[Stored entries]
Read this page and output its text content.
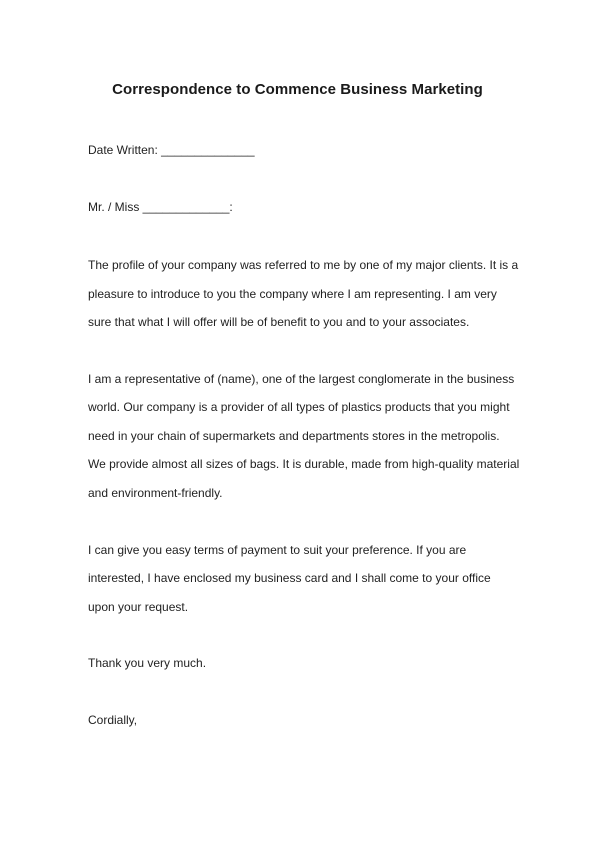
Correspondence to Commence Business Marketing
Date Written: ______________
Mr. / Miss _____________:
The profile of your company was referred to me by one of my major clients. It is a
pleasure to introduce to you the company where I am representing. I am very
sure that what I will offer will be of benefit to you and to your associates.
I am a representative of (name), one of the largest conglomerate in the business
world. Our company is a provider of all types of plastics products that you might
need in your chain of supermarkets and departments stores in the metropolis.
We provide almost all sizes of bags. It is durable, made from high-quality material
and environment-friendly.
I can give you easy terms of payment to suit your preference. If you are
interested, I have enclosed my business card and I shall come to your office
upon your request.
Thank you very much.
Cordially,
* * *
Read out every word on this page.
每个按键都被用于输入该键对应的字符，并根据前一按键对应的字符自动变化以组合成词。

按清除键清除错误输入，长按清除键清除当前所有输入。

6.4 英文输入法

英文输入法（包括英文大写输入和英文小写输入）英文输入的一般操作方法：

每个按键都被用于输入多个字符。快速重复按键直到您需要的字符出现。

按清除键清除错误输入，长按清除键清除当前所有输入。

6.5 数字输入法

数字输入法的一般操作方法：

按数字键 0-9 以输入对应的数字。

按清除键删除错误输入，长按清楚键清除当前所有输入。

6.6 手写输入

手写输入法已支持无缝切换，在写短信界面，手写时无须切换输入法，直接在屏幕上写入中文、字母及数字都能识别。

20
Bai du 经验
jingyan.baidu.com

# THE REQUEST:
Find and copy each line above that includes the string "英文输入法".

# EXERCISE RESPONSE:
6.4 英文输入法
英文输入法（包括英文大写输入和英文小写输入）英文输入的一般操作方法：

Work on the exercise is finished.